Exercise prompt: Copy every line of the entries that includes the word "tiké".

# Extracted information start

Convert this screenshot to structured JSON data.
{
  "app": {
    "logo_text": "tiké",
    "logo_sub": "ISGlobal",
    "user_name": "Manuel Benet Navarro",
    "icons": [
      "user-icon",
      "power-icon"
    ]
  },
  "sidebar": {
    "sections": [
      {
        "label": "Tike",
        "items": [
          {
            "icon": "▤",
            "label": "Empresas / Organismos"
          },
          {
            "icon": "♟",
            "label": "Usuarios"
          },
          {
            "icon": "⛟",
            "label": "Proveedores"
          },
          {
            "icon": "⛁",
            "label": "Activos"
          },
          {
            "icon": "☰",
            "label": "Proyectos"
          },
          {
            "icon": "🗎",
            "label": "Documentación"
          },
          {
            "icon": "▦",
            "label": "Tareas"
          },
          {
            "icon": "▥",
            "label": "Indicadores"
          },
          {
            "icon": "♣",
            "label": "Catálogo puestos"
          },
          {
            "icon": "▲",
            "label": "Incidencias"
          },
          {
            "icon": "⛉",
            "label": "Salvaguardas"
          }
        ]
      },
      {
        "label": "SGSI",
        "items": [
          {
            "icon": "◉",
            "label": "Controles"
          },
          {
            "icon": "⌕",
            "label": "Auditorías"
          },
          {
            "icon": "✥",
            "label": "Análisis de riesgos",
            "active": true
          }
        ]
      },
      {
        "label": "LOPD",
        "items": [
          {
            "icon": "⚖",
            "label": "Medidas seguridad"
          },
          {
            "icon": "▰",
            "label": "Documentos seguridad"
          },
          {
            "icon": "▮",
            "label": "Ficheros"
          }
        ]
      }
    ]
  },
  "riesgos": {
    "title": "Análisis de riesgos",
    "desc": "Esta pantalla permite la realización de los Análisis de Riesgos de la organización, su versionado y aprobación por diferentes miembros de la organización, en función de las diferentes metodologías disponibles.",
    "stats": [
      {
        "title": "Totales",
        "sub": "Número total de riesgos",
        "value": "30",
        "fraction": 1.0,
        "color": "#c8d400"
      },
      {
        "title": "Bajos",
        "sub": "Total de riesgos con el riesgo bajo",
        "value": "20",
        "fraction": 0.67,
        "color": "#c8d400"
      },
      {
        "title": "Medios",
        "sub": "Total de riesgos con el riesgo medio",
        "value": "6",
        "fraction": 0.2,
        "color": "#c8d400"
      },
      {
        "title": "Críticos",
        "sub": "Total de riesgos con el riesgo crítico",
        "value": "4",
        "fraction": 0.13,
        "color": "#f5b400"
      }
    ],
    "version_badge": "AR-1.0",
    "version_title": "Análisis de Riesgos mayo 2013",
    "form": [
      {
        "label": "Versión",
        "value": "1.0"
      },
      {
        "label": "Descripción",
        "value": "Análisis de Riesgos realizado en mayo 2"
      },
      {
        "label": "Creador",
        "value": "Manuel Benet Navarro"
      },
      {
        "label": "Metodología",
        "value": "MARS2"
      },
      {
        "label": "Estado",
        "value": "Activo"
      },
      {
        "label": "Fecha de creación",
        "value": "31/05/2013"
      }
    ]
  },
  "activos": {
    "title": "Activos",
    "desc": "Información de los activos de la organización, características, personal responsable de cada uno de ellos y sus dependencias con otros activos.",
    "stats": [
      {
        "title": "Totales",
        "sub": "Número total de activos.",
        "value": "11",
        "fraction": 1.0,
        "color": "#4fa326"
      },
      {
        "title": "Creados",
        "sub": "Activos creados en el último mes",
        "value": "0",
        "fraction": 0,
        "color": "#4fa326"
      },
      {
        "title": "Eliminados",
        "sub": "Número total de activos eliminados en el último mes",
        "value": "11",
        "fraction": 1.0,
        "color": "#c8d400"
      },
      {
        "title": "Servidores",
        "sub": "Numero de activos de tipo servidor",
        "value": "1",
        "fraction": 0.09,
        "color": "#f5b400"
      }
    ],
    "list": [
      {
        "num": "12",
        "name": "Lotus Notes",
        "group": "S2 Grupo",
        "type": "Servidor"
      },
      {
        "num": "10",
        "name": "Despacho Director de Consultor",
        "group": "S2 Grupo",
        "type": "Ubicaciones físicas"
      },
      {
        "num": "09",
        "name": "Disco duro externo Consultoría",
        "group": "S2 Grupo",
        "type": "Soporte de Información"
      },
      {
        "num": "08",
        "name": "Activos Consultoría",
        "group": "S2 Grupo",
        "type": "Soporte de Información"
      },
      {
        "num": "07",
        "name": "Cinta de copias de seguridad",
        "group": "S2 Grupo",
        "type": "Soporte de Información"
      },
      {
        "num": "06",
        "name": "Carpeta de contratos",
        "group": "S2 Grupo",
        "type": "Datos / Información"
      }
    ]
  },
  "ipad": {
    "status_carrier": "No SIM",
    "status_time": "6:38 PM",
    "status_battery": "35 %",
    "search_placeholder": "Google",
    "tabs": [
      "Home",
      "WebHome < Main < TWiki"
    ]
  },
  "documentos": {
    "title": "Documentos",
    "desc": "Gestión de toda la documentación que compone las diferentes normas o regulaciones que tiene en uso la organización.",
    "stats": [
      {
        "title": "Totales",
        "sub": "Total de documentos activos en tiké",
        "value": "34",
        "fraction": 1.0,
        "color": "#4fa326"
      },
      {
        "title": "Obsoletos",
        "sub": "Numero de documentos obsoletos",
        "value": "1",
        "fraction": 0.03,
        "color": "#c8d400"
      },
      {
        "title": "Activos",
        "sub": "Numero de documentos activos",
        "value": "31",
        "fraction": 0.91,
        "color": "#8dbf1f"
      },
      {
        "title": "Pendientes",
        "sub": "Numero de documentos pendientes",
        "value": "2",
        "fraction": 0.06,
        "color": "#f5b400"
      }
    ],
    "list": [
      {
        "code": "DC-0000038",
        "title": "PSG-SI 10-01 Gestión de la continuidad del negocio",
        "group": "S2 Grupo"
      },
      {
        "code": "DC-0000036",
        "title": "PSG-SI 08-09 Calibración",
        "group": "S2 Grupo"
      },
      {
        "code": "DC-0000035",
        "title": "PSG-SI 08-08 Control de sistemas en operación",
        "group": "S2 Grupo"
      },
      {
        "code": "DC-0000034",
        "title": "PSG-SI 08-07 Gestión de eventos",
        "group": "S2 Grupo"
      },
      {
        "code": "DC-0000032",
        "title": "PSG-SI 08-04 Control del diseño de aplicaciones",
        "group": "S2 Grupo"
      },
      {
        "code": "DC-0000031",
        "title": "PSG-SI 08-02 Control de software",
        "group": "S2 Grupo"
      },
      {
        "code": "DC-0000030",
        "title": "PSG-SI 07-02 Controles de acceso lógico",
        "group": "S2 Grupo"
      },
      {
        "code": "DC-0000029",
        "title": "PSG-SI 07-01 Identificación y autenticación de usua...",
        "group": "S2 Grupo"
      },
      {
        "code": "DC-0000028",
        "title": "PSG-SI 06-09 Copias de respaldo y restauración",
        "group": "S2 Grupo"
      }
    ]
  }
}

# Extracted information end

Correct answer:
    "logo_text": "tiké",
        "sub": "Total de documentos activos en tiké",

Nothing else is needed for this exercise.